> [Testo selezionato]:
____________________

Consiglio di Stato, sentenza n. 4004/2016 del 27 settembre 2016

Con la sentenza n. 4004/2016 Reg. Prov. Coll. il Consiglio di Stato, la più alta Corte amministrativa italiana ha annullato il trasferimento di un richiedente protezione internazionale in Ungheria ritenendo che, sulla base delle informazioni prodotte dalla difesa del ricorrente, si possa “ritenere fondato il rischio che il provvedimento impugnato esponga il ricorrente alla possibilità di subire trattamenti in contrasto con i principi umanitari e con l’art. 4 della Carta dei diritti fondamentali dell’U.E”.

Si tratta di una decisione di fondamentale importanza perché per la prima volta in Italia un Tribunale, allineandosi ad alcune decisioni di altre Corti Europee, pure citate nel testo della decisione, dichiara l’Ungheria Paese membro non sicuro e ne annulla il trasferimento.

Il Consiglio di Stato ha accolto il ricorso presentato contro il provvedimento con cui la Direzione Centrale dei servizi civili per l’Immigrazione e l’Asilo – Unità Dublino aveva deciso il trasferimento in Ungheria di un richiedente asilo che aveva avanzato istanza di asilo per la prima volta in quel Paese: conseguentemente l’Italia, destinataria di altra domanda di asilo in data successiva, aveva chiesto all’Ungheria la ripresa in carico dell’interessato, in base al regolamento UE 604/2013, richiesta accolta dallo Stato destinatario che aveva riconosciuto la propria competenza.

Fonti ulteriori e più recenti rispetto al rapporto della Commissione europea contro il razzismo e l’intolleranza (ECRI), su cui si è basata la sentenza impugnata, che risale al marzo 2015, anche se pubblicato a giugno, confermano la concretezza delle numerose perplessità che sono già espresse in seno a quello stesso rapporto sul sistema di asilo vigente in Ungheria.” si legge nella sentenza.

____________________

Voci dei riquadri di delimitazione:
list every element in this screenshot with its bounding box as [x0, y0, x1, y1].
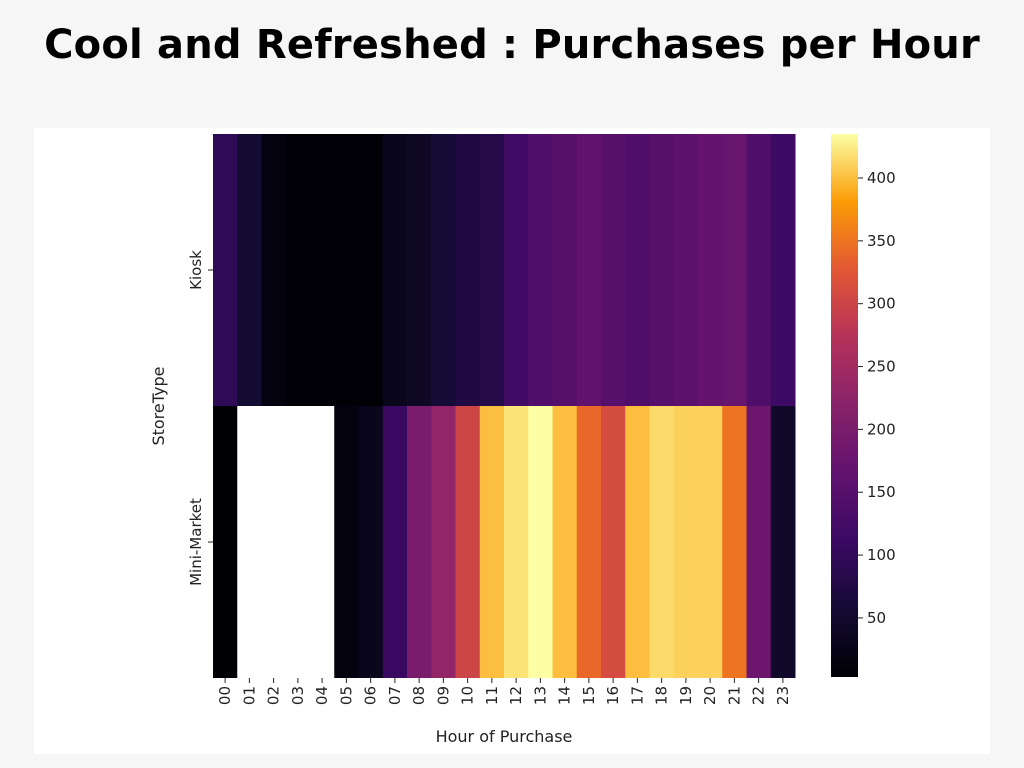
heatmap-cell	[455, 406, 481, 678]
colorbar-tick-label: 350	[867, 232, 896, 250]
x-tick-label: 16	[604, 686, 622, 705]
heatmap-cell	[334, 134, 359, 406]
x-axis-ticks: 00 01 02 03 04 05 06 07 08 09 10 11 12 13 14 15 16 17 18 19…	[216, 678, 792, 705]
x-tick-label: 15	[580, 686, 598, 705]
heatmap-cell	[261, 406, 287, 678]
heatmap-cell	[479, 134, 505, 406]
heatmap-cell	[382, 134, 408, 406]
colorbar-tick-label: 150	[867, 483, 896, 501]
heatmap-cell	[285, 134, 311, 406]
heatmap-cell	[746, 134, 772, 406]
heatmap-cell	[528, 134, 553, 406]
x-tick-label: 04	[313, 686, 331, 705]
heatmap-cell	[673, 406, 699, 678]
colorbar	[831, 134, 858, 677]
x-tick-label: 18	[653, 686, 671, 705]
heatmap-cell	[334, 406, 359, 678]
x-tick-label: 17	[628, 686, 646, 705]
x-tick-label: 23	[774, 686, 792, 705]
x-tick-label: 12	[507, 686, 525, 705]
heatmap-cell	[528, 406, 553, 678]
x-tick-label: 06	[362, 686, 380, 705]
heatmap-cell	[601, 406, 626, 678]
x-tick-label: 02	[265, 686, 283, 705]
heatmap-cell	[649, 406, 675, 678]
heatmap-cell	[358, 406, 384, 678]
heatmap-cell	[576, 406, 602, 678]
colorbar-ticks: 50 100 150 200 250 300 350 400	[858, 169, 896, 627]
heatmap-cell	[770, 134, 796, 406]
x-tick-label: 20	[701, 686, 719, 705]
y-axis-label: StoreType	[149, 366, 168, 445]
colorbar-tick-label: 200	[867, 420, 896, 438]
chart-panel: 00 01 02 03 04 05 06 07 08 09 10 11 12 13 14 15 16 17 18 19…	[34, 128, 990, 754]
x-tick-label: 09	[434, 686, 452, 705]
colorbar-tick-label: 300	[867, 295, 896, 313]
x-axis-label: Hour of Purchase	[436, 727, 573, 746]
heatmap-cell	[285, 406, 311, 678]
colorbar-tick-label: 50	[867, 609, 886, 627]
heatmap-cell	[504, 406, 529, 678]
heatmap-cell	[552, 406, 578, 678]
heatmap-cell	[358, 134, 384, 406]
heatmap-cell	[552, 134, 578, 406]
heatmap-cell	[431, 406, 456, 678]
heatmap-cell	[504, 134, 529, 406]
heatmap-cell	[213, 406, 238, 678]
heatmap-cells	[213, 134, 796, 678]
heatmap-cell	[770, 406, 796, 678]
x-tick-label: 08	[410, 686, 428, 705]
heatmap-cell	[431, 134, 456, 406]
chart-title: Cool and Refreshed : Purchases per Hour	[44, 22, 980, 68]
x-tick-label: 05	[337, 686, 355, 705]
x-tick-label: 01	[240, 686, 258, 705]
x-tick-label: 10	[459, 686, 477, 705]
heatmap-cell	[576, 134, 602, 406]
x-tick-label: 00	[216, 686, 234, 705]
heatmap-cell	[649, 134, 675, 406]
heatmap-cell	[261, 134, 287, 406]
heatmap-cell	[407, 134, 432, 406]
heatmap-cell	[237, 406, 262, 678]
x-tick-label: 22	[750, 686, 768, 705]
heatmap-cell	[698, 134, 723, 406]
heatmap-cell	[698, 406, 723, 678]
colorbar-tick-label: 250	[867, 358, 896, 376]
heatmap-cell	[625, 134, 650, 406]
heatmap-chart: 00 01 02 03 04 05 06 07 08 09 10 11 12 13 14 15 16 17 18 19…	[149, 134, 896, 746]
heatmap-cell	[407, 406, 432, 678]
heatmap-cell	[382, 406, 408, 678]
x-tick-label: 11	[483, 686, 501, 705]
heatmap-cell	[625, 406, 650, 678]
heatmap-cell	[746, 406, 772, 678]
x-tick-label: 03	[289, 686, 307, 705]
heatmap-cell	[722, 406, 747, 678]
heatmap-cell	[479, 406, 505, 678]
y-tick-label: Mini-Market	[187, 498, 205, 586]
x-tick-label: 21	[725, 686, 743, 705]
colorbar-tick-label: 400	[867, 169, 896, 187]
heatmap-cell	[237, 134, 262, 406]
x-tick-label: 07	[386, 686, 404, 705]
heatmap-cell	[310, 406, 335, 678]
x-tick-label: 14	[556, 686, 574, 705]
y-tick-label: Kiosk	[187, 250, 205, 290]
colorbar-tick-label: 100	[867, 546, 896, 564]
x-tick-label: 13	[531, 686, 549, 705]
heatmap-cell	[673, 134, 699, 406]
heatmap-cell	[310, 134, 335, 406]
heatmap-cell	[601, 134, 626, 406]
heatmap-cell	[213, 134, 238, 406]
heatmap-cell	[722, 134, 747, 406]
x-tick-label: 19	[677, 686, 695, 705]
heatmap-cell	[455, 134, 481, 406]
y-axis-ticks: Kiosk Mini-Market	[187, 250, 213, 586]
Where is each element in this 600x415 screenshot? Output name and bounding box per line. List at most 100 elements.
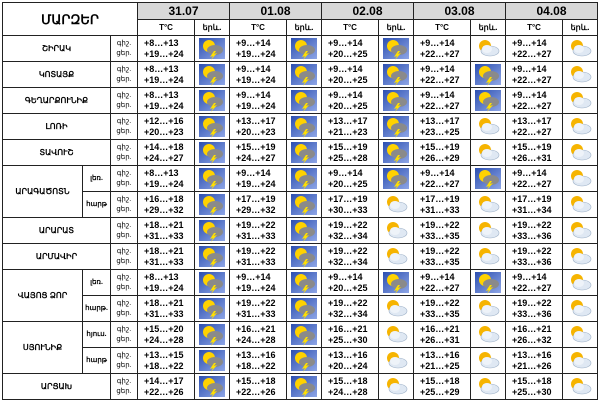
temperature: +19…+22 +33…+36 [505, 295, 563, 322]
icon-cell [286, 373, 322, 400]
weather-icon [199, 168, 225, 190]
period-labels: գիշ. ցեր. [110, 295, 138, 322]
day-temp: +19…+24 [144, 178, 184, 189]
night-temp: +19…+22 [328, 219, 368, 230]
day-temp: +22…+27 [512, 126, 552, 137]
day-temp: +31…+33 [236, 308, 276, 319]
day-temp: +19…+24 [144, 100, 184, 111]
icon-cell [470, 35, 506, 62]
day-temp: +33…+36 [512, 230, 552, 241]
temperature: +19…+22 +32…+34 [321, 295, 379, 322]
temperature: +15…+19 +26…+31 [505, 139, 563, 166]
weather-icon [291, 116, 317, 138]
day-temp: +31…+33 [236, 230, 276, 241]
night-temp: +13…+16 [420, 349, 460, 360]
day-temp: +19…+24 [236, 100, 276, 111]
day-label: ցեր. [116, 205, 132, 213]
night-temp: +19…+22 [420, 219, 460, 230]
temperature: +15…+18 +22…+26 [229, 373, 287, 400]
icon-cell [562, 61, 598, 88]
date-header: 01.08 [229, 2, 322, 20]
day-temp: +22…+26 [236, 386, 276, 397]
night-temp: +13…+17 [420, 115, 460, 126]
icon-cell [470, 139, 506, 166]
icon-cell [286, 191, 322, 218]
weather-icon [475, 168, 501, 190]
sub-region: հարթ. [82, 295, 111, 322]
icon-cell [470, 217, 506, 244]
region-name: ԱՐՄԱՎԻՐ [2, 243, 111, 270]
night-temp: +13…+16 [236, 349, 276, 360]
day-temp: +20…+25 [328, 48, 368, 59]
night-temp: +15…+19 [236, 141, 276, 152]
night-temp: +9…+14 [328, 271, 363, 282]
weather-icon [383, 38, 409, 60]
night-temp: +9…+14 [236, 37, 271, 48]
period-labels: գիշ. ցեր. [110, 87, 138, 114]
weather-icon [291, 194, 317, 216]
temperature: +13…+17 +21…+23 [321, 113, 379, 140]
icon-cell [470, 269, 506, 296]
icon-cell [378, 165, 414, 192]
period-labels: գիշ. ցեր. [110, 243, 138, 270]
night-temp: +19…+22 [420, 245, 460, 256]
night-temp: +13…+17 [512, 115, 552, 126]
temperature: +15…+19 +25…+28 [321, 139, 379, 166]
period-labels: գիշ. ցեր. [110, 347, 138, 374]
temperature: +9…+14 +20…+25 [321, 269, 379, 296]
temp-header: T°C [505, 19, 563, 36]
icon-cell [562, 321, 598, 348]
icon-cell [286, 321, 322, 348]
night-temp: +15…+18 [420, 375, 460, 386]
date-header: 03.08 [413, 2, 506, 20]
icon-cell [470, 243, 506, 270]
weather-icon [383, 116, 409, 138]
temperature: +9…+14 +22…+27 [505, 35, 563, 62]
temperature: +13…+17 +20…+23 [229, 113, 287, 140]
icon-cell [562, 347, 598, 374]
day-label: ցեր. [116, 153, 132, 161]
weather-icon [387, 326, 408, 343]
temperature: +19…+22 +33…+36 [505, 217, 563, 244]
day-temp: +26…+31 [420, 334, 460, 345]
icon-cell [378, 269, 414, 296]
period-labels: գիշ. ցեր. [110, 165, 138, 192]
night-temp: +17…+19 [420, 193, 460, 204]
temperature: +8…+13 +19…+24 [137, 165, 195, 192]
day-temp: +19…+24 [236, 282, 276, 293]
weather-icon [199, 194, 225, 216]
icon-cell [194, 165, 230, 192]
temperature: +9…+14 +19…+24 [229, 61, 287, 88]
temperature: +19…+22 +31…+33 [229, 295, 287, 322]
weather-icon [291, 298, 317, 320]
weather-icon [571, 196, 592, 213]
weather-icon [571, 352, 592, 369]
day-label: ցեր. [116, 75, 132, 83]
icon-cell [286, 165, 322, 192]
night-temp: +17…+19 [236, 193, 276, 204]
day-temp: +29…+32 [144, 204, 184, 215]
weather-icon [571, 248, 592, 265]
night-label: գիշ. [116, 65, 132, 73]
icon-cell [194, 61, 230, 88]
weather-icon [383, 142, 409, 164]
day-temp: +24…+27 [144, 152, 184, 163]
day-temp: +24…+28 [144, 334, 184, 345]
day-temp: +26…+32 [512, 334, 552, 345]
period-labels: գիշ. ցեր. [110, 269, 138, 296]
weather-icon [479, 40, 500, 57]
icon-cell [286, 269, 322, 296]
night-temp: +15…+20 [144, 323, 184, 334]
temperature: +9…+14 +22…+27 [505, 269, 563, 296]
night-temp: +13…+17 [328, 115, 368, 126]
period-labels: գիշ. ցեր. [110, 113, 138, 140]
weather-icon [479, 352, 500, 369]
weather-icon [383, 64, 409, 86]
day-temp: +32…+34 [328, 256, 368, 267]
icon-cell [286, 35, 322, 62]
night-temp: +19…+22 [328, 245, 368, 256]
night-temp: +19…+22 [236, 245, 276, 256]
weather-icon [571, 144, 592, 161]
weather-icon [383, 168, 409, 190]
icon-cell [286, 347, 322, 374]
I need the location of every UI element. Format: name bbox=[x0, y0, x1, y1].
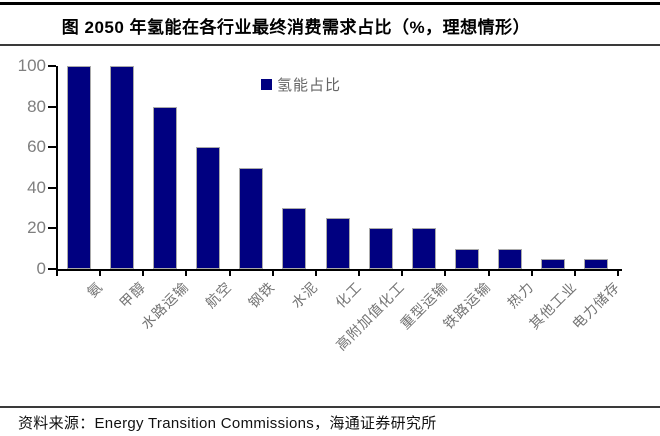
bar bbox=[153, 107, 177, 269]
bar bbox=[282, 208, 306, 269]
top-divider bbox=[0, 2, 660, 5]
x-axis-line bbox=[56, 269, 622, 271]
y-tick-label: 0 bbox=[36, 259, 46, 278]
title-divider bbox=[0, 44, 660, 46]
x-tick bbox=[573, 271, 576, 276]
y-tick bbox=[48, 227, 56, 230]
chart-title: 图 2050 年氢能在各行业最终消费需求占比（%，理想情形） bbox=[61, 18, 531, 37]
x-category-label: 钢铁 bbox=[245, 278, 278, 311]
bar bbox=[326, 218, 350, 269]
source-divider bbox=[0, 406, 660, 408]
x-tick bbox=[185, 271, 188, 276]
bar bbox=[498, 249, 522, 269]
x-tick bbox=[530, 271, 533, 276]
x-tick bbox=[401, 271, 404, 276]
x-tick bbox=[617, 271, 619, 276]
x-category-label: 氨 bbox=[83, 278, 106, 301]
y-tick-label: 20 bbox=[27, 218, 46, 238]
y-axis-line bbox=[56, 66, 58, 271]
x-tick bbox=[56, 271, 58, 276]
y-tick-label: 40 bbox=[27, 177, 46, 197]
bar bbox=[412, 228, 436, 269]
y-tick-label: 60 bbox=[27, 137, 46, 157]
x-tick bbox=[314, 271, 317, 276]
legend-square-icon bbox=[261, 79, 272, 90]
x-tick bbox=[99, 271, 102, 276]
x-category-label: 电力储存 bbox=[569, 278, 624, 333]
source-note: 资料来源：Energy Transition Commissions，海通证券研… bbox=[18, 415, 437, 432]
bar bbox=[541, 259, 565, 269]
x-category-label: 航空 bbox=[202, 278, 235, 311]
x-category-label: 甲醇 bbox=[115, 278, 149, 311]
x-tick bbox=[487, 271, 490, 276]
legend-label: 氢能占比 bbox=[277, 77, 342, 94]
y-tick bbox=[48, 105, 56, 108]
y-tick bbox=[48, 268, 56, 270]
chart-legend: 氢能占比 bbox=[261, 74, 341, 95]
x-tick bbox=[444, 271, 447, 276]
y-tick bbox=[48, 186, 56, 189]
y-tick-label: 100 bbox=[17, 56, 46, 75]
y-tick-label: 80 bbox=[27, 96, 46, 116]
x-category-label: 热力 bbox=[504, 278, 537, 311]
bar bbox=[455, 249, 479, 269]
bar bbox=[369, 228, 393, 269]
y-tick bbox=[48, 65, 56, 67]
x-category-label: 水泥 bbox=[288, 278, 322, 311]
y-tick bbox=[48, 146, 56, 149]
x-tick bbox=[142, 271, 145, 276]
x-category-label: 化工 bbox=[331, 278, 365, 311]
bar bbox=[584, 259, 608, 269]
bar bbox=[196, 147, 220, 269]
bar bbox=[239, 168, 263, 269]
x-tick bbox=[358, 271, 361, 276]
x-tick bbox=[228, 271, 231, 276]
x-tick bbox=[271, 271, 274, 276]
bar bbox=[67, 66, 91, 269]
bar bbox=[110, 66, 134, 269]
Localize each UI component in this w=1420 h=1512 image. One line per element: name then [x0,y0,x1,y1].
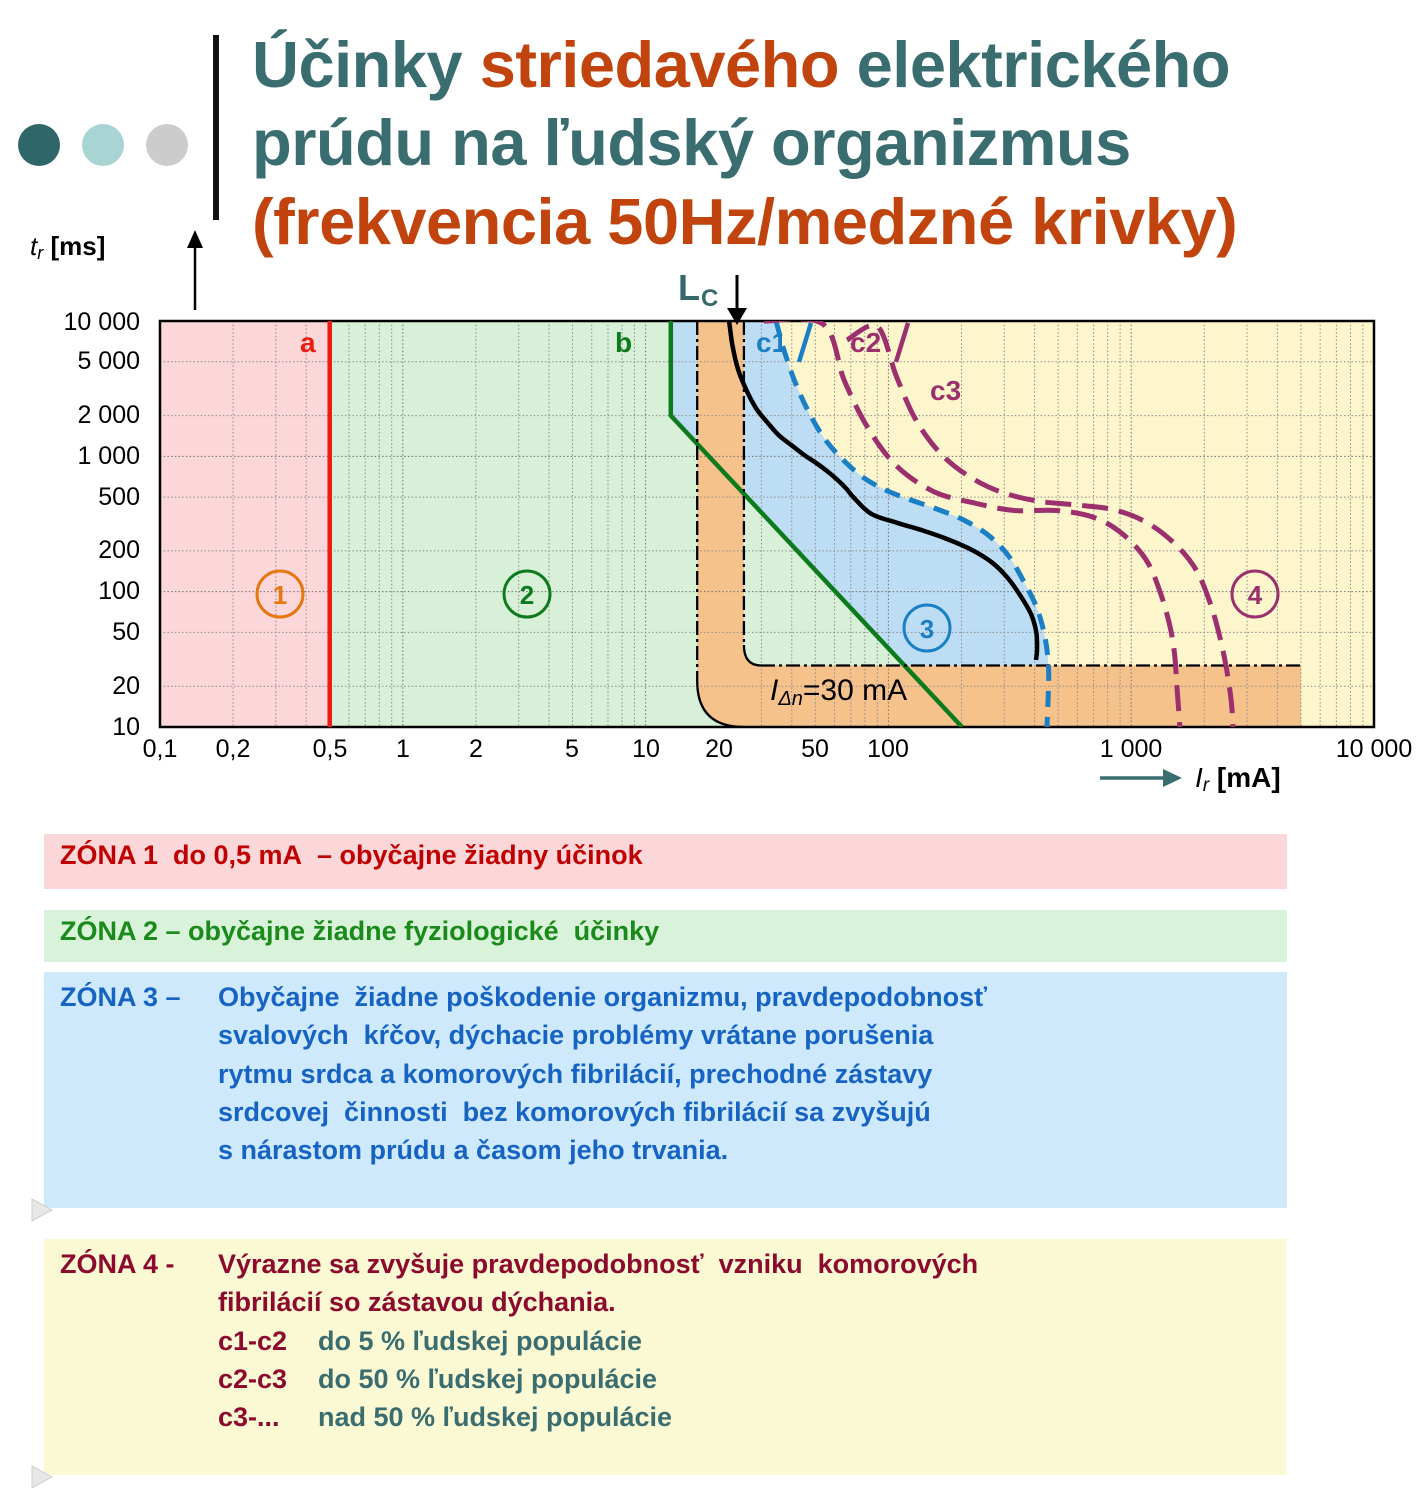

____________________

> [Istruzione 1]:
Riduci a un elenco puntato il paragrafo del testo selezionato che inizia con "Il Consiglio di Stato ha accolto il ricorso", mantenendo i fatti principali.
> [Istruzione 2]:
In base al testo selezionato, quale articolo della Carta dei diritti fondamentali dell'U.E. viene richiamato nella sentenza?
> [Istruzione 3]:
Elenca tutti gli organi e le istituzioni che il testo selezionato indica con il loro nome.

> [Soluzione 1]:
- Il Consiglio di Stato ha accolto il ricorso contro il provvedimento della Direzione Centrale dei servizi civili per l'Immigrazione e l'Asilo – Unità Dublino.
- Il provvedimento disponeva il trasferimento in Ungheria di un richiedente asilo.
- Il richiedente aveva presentato la prima domanda di asilo in Ungheria.
- In seguito l'Italia ha ricevuto un'altra domanda di asilo e ha chiesto all'Ungheria di riprendere in carico l'interessato, in base al regolamento UE 604/2013.
- L'Ungheria ha accolto la richiesta e ha riconosciuto la propria competenza.

> [Soluzione 2]:
L'art. 4.

> [Soluzione 3]:
- Consiglio di Stato
- Direzione Centrale dei servizi civili per l'Immigrazione e l'Asilo – Unità Dublino
- Commissione europea contro il razzismo e l'intolleranza (ECRI)